Aos 14 anos, teve suas primeiras aulas de costura com uma vizinha, e por mais que não tenha aprendido todas as técnicas, foi um dos seus primeiros passos em direção à sua futura carreira. Por conta da falta de cursos que oferecessem qualquer tipo de contato com a moda, ao longo da sua infância e adolescência, foi se cercando de pessoas que estivessem minimamente atreladas a esse mundo, na intenção de se preparar para sua futura profissão.

“Desde criança gostava da forma com que as pessoas se vestiam e de me comunicar através da roupa”, comenta Sandro.

Mas foi o amor que uniu definitivamente Sandro com o estilismo. No caso, o amor de seu tio, Francisco, pela noiva, Marilu Frazão, uma estilista. Quando conheceu sua futura tia, Sandro estava fazendo o que sempre fazia: desenhando croquis. Ao vê-lo, Marilu confessou que era uma carreira desafiadora, mas tentaria arranjar uma vaga para ele na empresa onde trabalhava. Assim, pegou emprestado um papel e desenhou uma mulher com um vestido florido. Momento e esboço que Sandro guarda até hoje. 

Atualmente, quando se lembra deste dia, Sandro refere-se ao livro “Jornada do Herói”, de Joseph Campbell, colocando Marilu na figura de “mestre”, ou “sábio”, que ajuda o personagem principal a alcançar seus objetivos. Dito e feito. Aos 15 anos, Sandro se mudou para São Paulo, finalizou o Ensino Médio e arranjou seu primeiro emprego como confeiteiro para juntar dinheiro para o seu curso de Moda.“Eu comecei tudo muito jovem. Sempre soube o que eu queria, então eu comecei a trabalhar cedo para juntar grana e poder bancar a faculdade”, acrescenta o jovem estilista.

Aos 17 anos, começou a cursar Moda, Estilismo e Coordenação no Senac, onde finalmente pôde ter contato com pessoas que de fato estavam atreladas à cadeia. Porém, nem eles foram capazes de ajudá-lo a conseguir um emprego na área. Com 18 anos, e de certificado na mão, Sandro demorou um ano para conseguir sua primeira oportunidade na área que almejava desde cedo. A cada vaga perdida, a justificativa era a mesma: “não tem perfil”.

> [Enunciado 1] Como fica em inglês a frase "Mas foi o amor que uniu definitivamente Sandro com o estilismo.", do trecho sobre a carreira de Sandro?
> [Enunciado 2] Prossiga o trecho sobre a trajetória de Sandro na moda a partir da última frase apresentada.

> [Conjunto de dados]

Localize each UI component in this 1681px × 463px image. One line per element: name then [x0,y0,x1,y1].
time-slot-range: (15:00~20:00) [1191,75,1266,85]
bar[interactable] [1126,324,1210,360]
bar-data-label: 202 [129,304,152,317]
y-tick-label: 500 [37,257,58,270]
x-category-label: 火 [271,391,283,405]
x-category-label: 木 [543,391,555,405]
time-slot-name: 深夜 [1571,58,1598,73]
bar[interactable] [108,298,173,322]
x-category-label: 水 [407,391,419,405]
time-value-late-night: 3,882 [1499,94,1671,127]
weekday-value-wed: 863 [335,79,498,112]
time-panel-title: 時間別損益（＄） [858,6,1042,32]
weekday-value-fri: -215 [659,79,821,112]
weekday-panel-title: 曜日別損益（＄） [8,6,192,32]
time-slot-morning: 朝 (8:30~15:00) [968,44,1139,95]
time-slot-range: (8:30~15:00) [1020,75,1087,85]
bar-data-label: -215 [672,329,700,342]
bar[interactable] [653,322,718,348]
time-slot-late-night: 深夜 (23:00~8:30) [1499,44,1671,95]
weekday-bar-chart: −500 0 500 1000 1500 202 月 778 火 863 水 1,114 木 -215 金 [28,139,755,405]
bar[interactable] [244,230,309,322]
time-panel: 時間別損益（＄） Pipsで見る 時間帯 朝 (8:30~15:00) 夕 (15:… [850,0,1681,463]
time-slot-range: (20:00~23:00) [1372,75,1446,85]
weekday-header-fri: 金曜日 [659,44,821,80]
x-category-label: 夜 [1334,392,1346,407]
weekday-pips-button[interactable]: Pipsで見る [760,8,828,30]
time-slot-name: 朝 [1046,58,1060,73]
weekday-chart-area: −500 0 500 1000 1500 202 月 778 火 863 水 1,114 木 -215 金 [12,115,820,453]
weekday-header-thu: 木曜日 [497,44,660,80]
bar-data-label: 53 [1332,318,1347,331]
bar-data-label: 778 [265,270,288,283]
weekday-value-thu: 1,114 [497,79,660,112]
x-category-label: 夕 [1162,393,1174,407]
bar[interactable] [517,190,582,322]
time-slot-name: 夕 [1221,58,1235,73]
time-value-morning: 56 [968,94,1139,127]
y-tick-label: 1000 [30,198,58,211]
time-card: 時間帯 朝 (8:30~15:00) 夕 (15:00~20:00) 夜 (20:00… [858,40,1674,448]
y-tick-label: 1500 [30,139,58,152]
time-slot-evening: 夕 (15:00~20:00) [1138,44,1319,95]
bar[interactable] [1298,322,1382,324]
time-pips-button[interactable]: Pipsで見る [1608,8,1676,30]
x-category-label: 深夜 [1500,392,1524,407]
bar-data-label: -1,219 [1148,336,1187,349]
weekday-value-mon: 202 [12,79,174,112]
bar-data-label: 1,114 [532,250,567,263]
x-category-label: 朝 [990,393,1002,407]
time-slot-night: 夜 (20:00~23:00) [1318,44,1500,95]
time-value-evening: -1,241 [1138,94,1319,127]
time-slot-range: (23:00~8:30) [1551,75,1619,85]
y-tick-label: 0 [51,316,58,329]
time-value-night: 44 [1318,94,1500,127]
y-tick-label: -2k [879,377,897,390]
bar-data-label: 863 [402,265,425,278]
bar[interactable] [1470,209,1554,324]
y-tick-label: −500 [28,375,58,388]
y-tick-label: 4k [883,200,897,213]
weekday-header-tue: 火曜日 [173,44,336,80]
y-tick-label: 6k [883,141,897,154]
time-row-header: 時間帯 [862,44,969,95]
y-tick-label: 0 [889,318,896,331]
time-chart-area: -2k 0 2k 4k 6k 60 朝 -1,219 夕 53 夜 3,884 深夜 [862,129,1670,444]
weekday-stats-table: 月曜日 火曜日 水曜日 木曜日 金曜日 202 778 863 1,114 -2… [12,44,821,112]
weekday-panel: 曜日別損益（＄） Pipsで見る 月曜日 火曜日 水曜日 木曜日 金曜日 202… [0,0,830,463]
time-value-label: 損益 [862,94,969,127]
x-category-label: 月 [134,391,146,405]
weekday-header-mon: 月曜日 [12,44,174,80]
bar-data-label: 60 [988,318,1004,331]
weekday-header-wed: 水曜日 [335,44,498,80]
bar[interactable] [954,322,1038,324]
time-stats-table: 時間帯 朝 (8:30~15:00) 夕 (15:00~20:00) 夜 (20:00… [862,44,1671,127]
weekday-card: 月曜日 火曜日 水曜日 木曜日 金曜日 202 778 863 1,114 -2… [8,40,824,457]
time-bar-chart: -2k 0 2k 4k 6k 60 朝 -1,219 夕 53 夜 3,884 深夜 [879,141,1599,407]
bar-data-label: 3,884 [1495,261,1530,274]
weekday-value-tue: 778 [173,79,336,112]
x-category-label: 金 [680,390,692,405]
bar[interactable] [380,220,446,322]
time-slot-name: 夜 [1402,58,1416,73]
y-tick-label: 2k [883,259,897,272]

> [Resposta 1] But it was love that bound Sandro to fashion design for good.

> [Resposta 2]
“Quando as pessoas me veem, elas falam que eu sou muito jovem e não tenho cara de ser um estilista porque eu tenho um perfil comum. As pessoas criam um estereótipo para quem trabalha com a moda e da forma com que ela se veste e se comunica, mas esses artifícios para um nordestino, gay e que cresceu em um lugar simples são quase inalcançáveis”, explica o maranhense.

Mesmo que tenha conseguido uma oportunidade como assistente de estilo na Rua das Noivas e, posteriormente, em um ateliê localizado no Morumbi, as respostas do tempo em que passou procurando vagas não saíram da cabeça dele. “A moda tem um perfil?”, pensava. Pelo que pôde perceber naquele momento, sim. O estereótipo de como deve ser um estilista impediu que Sandro trabalhasse por um ano e, quando finalmente entrou no mercado, viu que aquilo não o representava. Calças, blusas, camisetas, produtos, sendo produzidos ou consumidos por ele, o fizeram repensar seu papel na indústria, até o ano de 2014. Na época, conheceu lugares, eventos e festas, onde pessoas de todo o Brasil falavam sobre brasilidade, identidade racial, de gênero e a cultura. Assim, Sandro começou a entender qual poderia ser seu papel dentro da indústria.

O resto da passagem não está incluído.